(Dataset records)
■ ■ ■ ■
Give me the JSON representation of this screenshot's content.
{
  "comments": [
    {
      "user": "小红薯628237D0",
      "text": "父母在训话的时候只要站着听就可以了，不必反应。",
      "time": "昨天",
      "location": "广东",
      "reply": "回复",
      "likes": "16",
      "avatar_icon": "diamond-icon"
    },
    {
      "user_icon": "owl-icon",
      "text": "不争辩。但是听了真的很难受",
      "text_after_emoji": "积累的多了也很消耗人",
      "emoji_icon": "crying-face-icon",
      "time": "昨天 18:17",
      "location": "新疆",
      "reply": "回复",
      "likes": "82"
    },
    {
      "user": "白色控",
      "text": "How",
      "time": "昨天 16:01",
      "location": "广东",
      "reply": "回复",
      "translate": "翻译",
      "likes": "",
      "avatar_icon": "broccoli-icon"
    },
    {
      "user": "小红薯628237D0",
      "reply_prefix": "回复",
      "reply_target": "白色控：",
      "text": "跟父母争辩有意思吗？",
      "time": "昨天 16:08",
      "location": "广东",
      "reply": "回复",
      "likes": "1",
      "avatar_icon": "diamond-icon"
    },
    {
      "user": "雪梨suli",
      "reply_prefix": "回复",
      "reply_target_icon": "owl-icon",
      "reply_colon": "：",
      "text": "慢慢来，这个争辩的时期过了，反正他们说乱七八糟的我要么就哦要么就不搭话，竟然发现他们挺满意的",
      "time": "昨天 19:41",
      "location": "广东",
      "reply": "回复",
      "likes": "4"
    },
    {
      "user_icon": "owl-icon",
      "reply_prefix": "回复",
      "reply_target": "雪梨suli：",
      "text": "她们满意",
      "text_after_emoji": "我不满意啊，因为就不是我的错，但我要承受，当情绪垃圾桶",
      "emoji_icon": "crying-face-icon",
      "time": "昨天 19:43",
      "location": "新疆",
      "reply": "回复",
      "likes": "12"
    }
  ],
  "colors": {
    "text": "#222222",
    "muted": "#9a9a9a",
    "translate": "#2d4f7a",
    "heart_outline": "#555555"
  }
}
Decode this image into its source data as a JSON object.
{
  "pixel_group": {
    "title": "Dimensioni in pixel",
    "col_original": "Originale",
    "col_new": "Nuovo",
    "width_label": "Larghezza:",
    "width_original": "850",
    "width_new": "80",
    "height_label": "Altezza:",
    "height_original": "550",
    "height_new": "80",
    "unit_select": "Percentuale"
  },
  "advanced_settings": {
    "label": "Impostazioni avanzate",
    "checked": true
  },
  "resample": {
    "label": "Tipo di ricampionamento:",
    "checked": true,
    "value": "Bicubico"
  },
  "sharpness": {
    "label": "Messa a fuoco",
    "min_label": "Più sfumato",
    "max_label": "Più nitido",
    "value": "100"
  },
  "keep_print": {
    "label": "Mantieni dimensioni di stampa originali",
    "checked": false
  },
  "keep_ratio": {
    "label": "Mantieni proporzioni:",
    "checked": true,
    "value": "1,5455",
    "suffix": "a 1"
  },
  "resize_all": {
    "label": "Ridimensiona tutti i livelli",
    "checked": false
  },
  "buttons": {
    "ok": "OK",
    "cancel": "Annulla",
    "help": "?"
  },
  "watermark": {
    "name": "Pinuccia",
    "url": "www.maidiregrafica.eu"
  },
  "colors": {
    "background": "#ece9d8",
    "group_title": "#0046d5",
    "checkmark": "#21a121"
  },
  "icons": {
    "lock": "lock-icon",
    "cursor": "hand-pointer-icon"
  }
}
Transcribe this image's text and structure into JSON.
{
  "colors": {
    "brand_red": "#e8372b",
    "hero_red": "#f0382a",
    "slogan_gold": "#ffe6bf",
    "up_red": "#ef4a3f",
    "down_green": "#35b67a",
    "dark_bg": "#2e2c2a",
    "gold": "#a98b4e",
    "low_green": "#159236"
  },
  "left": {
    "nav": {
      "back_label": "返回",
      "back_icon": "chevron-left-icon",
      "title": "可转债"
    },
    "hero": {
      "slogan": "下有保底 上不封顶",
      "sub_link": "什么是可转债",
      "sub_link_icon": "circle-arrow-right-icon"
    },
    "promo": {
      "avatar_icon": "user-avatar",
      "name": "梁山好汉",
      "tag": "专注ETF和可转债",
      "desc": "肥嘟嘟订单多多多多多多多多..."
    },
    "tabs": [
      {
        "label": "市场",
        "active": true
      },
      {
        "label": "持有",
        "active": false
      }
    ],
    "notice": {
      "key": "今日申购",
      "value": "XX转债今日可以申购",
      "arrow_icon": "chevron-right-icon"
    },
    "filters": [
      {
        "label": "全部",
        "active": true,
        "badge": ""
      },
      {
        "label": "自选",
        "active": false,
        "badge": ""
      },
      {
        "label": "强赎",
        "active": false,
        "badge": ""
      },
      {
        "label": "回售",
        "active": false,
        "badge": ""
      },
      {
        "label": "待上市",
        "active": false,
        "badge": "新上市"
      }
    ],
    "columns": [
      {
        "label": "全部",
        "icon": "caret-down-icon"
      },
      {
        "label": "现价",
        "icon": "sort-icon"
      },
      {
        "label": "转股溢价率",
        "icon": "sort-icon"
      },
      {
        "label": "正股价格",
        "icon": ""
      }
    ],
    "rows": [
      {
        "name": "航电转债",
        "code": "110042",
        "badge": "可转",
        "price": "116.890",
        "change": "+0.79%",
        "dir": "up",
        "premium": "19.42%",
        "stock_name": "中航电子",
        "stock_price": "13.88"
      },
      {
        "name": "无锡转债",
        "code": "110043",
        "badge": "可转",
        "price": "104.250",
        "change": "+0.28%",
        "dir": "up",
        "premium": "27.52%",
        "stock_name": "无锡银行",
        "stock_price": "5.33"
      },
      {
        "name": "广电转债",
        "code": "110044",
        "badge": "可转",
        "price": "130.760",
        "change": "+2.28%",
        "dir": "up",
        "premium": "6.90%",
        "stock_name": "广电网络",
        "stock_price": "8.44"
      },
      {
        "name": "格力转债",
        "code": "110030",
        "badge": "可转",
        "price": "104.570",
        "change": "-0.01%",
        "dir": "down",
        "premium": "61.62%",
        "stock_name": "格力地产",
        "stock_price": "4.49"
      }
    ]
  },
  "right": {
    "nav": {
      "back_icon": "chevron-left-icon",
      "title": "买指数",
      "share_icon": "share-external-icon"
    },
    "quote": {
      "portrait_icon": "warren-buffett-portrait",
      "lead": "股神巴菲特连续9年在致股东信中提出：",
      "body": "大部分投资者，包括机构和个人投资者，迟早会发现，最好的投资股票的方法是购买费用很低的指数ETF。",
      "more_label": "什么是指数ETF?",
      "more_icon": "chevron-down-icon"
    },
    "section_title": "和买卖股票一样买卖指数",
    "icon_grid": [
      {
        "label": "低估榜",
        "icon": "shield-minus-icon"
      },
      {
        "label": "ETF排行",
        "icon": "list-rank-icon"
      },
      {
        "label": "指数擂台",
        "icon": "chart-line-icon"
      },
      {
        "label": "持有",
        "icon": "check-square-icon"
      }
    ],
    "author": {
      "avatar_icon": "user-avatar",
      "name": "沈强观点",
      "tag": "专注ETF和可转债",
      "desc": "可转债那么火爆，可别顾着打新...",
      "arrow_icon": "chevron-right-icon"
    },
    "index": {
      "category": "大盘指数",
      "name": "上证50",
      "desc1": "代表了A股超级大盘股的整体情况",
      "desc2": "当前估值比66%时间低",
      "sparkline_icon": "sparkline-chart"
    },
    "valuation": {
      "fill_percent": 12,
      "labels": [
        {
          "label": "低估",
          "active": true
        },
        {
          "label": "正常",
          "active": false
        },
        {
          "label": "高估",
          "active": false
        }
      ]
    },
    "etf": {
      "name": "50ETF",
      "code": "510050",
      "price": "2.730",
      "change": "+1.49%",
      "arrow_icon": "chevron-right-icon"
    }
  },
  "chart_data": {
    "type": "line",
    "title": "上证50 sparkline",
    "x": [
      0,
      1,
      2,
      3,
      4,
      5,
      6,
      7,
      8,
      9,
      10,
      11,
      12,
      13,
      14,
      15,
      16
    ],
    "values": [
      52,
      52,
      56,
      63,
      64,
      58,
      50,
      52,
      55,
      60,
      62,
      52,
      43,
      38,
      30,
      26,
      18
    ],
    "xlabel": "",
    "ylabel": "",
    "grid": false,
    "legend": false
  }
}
■ ■ ■ ■
#### YOUR INSTRUCTIONS
Locate the string "into" in the listing above and copy every line where it occurs.

#### RESPONSE TO THE TASK
Decode this image into its source data as a JSON object.
Transcribe this image's text and structure into JSON.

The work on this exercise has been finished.